● Instructions to follow: Only lines containing the word "studies" are needed; pull them out of the material.

● Material for this task:
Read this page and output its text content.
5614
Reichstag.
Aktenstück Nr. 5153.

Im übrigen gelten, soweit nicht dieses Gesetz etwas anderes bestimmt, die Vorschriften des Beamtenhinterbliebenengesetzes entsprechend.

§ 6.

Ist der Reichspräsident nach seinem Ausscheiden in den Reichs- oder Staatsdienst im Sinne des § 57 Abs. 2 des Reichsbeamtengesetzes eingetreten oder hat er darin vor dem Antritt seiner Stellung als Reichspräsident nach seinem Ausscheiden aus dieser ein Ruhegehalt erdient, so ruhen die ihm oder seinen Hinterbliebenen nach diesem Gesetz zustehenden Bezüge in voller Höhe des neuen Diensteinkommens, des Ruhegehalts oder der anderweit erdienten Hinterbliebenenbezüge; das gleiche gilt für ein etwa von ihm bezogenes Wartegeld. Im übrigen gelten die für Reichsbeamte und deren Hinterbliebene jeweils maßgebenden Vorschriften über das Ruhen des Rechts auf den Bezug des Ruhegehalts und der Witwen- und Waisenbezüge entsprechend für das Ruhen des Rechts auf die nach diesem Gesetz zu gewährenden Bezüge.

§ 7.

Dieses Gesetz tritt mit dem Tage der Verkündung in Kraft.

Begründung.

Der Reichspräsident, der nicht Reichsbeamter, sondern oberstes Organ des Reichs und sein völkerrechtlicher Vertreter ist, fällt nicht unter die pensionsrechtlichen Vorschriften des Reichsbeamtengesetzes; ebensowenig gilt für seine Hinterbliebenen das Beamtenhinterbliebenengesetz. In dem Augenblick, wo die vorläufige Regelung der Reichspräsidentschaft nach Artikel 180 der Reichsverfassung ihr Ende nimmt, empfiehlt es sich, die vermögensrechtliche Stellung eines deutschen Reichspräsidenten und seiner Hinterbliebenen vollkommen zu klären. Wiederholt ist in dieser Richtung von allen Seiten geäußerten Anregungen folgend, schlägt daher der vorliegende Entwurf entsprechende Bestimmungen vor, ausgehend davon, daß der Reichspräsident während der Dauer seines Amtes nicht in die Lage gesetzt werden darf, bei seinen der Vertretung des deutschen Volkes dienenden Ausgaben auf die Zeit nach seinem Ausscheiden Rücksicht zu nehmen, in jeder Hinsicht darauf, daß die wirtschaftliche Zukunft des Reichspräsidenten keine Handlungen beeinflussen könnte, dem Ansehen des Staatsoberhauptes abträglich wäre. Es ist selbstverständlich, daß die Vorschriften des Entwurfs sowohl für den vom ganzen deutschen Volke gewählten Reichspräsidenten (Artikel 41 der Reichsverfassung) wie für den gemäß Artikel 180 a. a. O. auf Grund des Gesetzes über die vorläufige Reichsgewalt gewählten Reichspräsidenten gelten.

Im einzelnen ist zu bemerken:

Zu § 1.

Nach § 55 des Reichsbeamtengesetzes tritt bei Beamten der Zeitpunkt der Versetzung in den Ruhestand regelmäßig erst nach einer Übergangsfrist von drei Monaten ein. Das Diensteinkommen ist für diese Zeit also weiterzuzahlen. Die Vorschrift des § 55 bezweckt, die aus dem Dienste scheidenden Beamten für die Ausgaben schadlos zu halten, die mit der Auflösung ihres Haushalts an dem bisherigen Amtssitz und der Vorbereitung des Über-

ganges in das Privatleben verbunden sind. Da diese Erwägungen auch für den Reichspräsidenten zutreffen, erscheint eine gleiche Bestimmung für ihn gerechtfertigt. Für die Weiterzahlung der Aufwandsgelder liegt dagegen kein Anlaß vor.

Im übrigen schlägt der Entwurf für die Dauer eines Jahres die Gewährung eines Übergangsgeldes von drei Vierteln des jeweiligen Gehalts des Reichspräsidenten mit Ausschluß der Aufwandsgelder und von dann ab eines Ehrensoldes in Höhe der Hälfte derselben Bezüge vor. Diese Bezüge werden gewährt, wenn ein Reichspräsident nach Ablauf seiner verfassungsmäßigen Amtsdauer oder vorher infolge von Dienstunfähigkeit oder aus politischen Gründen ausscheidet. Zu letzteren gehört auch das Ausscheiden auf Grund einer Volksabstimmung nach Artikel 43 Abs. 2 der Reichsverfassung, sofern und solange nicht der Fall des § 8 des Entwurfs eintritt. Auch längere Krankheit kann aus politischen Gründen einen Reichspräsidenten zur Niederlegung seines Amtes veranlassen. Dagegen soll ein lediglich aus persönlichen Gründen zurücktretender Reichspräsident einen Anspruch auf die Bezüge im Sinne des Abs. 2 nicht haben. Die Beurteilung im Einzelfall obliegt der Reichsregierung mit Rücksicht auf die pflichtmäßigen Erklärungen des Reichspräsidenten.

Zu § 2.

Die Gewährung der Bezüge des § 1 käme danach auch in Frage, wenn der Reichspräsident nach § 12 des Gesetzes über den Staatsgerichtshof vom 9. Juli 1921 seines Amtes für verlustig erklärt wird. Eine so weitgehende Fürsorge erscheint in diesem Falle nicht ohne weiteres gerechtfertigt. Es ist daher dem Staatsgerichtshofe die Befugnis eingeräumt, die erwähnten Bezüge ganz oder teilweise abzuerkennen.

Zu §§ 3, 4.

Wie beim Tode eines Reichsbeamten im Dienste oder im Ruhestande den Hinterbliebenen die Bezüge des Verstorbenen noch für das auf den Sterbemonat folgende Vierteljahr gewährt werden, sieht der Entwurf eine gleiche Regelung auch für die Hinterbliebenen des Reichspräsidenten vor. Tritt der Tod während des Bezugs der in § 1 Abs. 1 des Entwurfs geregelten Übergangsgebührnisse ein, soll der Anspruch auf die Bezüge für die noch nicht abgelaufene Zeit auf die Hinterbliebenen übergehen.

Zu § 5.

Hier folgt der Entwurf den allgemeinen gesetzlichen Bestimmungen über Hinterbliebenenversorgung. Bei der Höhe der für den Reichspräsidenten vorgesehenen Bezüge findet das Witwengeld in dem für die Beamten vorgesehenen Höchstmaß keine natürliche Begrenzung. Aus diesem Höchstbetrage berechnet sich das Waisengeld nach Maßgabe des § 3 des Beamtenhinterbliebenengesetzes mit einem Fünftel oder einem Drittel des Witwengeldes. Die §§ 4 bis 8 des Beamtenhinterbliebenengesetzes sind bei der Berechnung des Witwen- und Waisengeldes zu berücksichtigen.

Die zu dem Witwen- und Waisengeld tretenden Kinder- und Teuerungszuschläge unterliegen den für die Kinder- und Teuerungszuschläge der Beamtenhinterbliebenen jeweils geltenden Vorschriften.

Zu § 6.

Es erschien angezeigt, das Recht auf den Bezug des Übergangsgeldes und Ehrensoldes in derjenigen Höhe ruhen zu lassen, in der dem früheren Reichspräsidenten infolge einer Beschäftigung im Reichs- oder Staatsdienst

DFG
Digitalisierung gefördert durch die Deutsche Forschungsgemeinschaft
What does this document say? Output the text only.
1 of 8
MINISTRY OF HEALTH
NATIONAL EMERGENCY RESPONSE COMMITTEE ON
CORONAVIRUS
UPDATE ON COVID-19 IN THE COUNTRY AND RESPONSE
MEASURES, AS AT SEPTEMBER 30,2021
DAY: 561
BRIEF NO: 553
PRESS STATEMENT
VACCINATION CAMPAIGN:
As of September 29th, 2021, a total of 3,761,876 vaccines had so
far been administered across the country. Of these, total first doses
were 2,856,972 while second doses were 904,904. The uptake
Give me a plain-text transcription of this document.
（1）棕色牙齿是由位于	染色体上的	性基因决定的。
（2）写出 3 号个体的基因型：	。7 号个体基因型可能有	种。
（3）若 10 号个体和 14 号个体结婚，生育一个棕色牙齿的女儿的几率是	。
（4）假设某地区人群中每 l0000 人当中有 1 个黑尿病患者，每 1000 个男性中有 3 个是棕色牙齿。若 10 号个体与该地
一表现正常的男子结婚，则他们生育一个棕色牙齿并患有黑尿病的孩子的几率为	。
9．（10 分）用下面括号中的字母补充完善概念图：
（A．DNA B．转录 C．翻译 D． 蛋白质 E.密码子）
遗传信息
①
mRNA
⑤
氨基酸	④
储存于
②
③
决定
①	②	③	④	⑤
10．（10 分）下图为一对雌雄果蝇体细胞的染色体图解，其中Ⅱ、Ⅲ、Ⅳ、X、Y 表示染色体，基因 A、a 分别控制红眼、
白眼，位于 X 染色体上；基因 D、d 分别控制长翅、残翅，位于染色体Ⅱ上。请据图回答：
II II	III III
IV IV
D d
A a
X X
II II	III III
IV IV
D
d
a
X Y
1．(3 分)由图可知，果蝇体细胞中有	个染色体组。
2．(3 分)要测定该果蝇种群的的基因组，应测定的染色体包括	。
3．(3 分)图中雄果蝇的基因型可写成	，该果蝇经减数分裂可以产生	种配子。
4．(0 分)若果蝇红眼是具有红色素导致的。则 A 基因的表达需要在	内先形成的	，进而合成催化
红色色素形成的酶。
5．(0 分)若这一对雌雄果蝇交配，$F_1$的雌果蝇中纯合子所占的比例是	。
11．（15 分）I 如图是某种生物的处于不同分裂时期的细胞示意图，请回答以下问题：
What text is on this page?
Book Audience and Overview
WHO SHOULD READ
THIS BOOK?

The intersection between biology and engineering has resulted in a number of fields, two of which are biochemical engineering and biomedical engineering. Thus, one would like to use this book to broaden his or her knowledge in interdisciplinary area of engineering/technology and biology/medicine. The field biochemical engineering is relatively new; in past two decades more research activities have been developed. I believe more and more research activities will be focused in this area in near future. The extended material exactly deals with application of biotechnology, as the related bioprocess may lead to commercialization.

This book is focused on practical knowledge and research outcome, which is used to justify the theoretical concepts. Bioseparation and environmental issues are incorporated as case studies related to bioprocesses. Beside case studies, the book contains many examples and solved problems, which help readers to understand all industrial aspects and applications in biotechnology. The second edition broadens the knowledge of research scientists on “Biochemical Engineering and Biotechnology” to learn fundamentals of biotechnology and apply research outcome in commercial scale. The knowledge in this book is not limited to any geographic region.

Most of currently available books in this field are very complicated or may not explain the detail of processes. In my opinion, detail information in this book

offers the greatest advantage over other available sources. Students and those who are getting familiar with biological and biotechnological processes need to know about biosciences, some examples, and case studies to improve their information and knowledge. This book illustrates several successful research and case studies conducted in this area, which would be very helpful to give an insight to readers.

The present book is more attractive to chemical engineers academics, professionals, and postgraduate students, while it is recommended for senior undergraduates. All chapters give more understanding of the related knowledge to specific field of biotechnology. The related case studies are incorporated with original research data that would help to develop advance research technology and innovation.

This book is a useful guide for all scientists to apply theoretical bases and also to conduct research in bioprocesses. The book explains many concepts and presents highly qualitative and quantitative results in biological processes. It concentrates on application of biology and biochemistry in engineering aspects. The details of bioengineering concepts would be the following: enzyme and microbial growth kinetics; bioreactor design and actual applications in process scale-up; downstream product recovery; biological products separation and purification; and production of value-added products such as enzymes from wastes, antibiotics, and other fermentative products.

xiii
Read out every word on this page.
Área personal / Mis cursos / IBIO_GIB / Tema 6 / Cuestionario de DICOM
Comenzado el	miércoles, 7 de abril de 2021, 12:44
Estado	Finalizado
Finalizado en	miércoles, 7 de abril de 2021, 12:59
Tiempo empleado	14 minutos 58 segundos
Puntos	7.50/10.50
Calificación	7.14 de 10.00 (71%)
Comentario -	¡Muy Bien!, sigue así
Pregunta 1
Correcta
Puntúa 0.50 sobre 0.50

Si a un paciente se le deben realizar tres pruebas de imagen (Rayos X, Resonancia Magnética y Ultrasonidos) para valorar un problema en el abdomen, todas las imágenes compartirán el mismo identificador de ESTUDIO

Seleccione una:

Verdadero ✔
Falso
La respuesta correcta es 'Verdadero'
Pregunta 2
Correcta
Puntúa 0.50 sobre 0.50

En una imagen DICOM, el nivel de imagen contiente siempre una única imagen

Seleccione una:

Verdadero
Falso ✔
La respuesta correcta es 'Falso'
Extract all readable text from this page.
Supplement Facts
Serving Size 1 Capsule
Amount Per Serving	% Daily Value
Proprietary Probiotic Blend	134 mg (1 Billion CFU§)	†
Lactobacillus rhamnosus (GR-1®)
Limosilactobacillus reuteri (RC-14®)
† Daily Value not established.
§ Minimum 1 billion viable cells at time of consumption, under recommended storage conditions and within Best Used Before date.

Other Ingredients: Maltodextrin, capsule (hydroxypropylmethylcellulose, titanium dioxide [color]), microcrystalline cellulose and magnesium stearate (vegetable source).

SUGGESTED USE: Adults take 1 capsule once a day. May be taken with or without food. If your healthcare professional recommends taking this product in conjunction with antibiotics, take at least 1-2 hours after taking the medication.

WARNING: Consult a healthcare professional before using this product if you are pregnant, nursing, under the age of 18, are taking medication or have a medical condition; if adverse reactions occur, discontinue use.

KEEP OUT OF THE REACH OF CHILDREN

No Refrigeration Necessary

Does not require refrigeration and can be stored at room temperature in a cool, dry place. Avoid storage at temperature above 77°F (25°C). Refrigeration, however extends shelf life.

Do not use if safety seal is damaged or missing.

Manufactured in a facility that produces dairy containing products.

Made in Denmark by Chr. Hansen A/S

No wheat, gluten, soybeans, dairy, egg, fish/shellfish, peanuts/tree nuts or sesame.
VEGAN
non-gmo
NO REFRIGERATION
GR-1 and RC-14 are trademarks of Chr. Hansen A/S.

● Written solution:
This book is focused on practical knowledge and research outcome, which is used to justify the theoretical concepts. Bioseparation and environmental issues are incorporated as case studies related to bioprocesses. Beside case studies, the book contains many examples and solved problems, which help readers to understand all industrial aspects and applications in biotechnology. The second edition broadens the knowledge of research scientists on “Biochemical Engineering and Biotechnology” to learn fundamentals of biotechnology and apply research outcome in commercial scale. The knowledge in this book is not limited to any geographic region.
offers the greatest advantage over other available sources. Students and those who are getting familiar with biological and biotechnological processes need to know about biosciences, some examples, and case studies to improve their information and knowledge. This book illustrates several successful research and case studies conducted in this area, which would be very helpful to give an insight to readers.
The present book is more attractive to chemical engineers academics, professionals, and postgraduate students, while it is recommended for senior undergraduates. All chapters give more understanding of the related knowledge to specific field of biotechnology. The related case studies are incorporated with original research data that would help to develop advance research technology and innovation.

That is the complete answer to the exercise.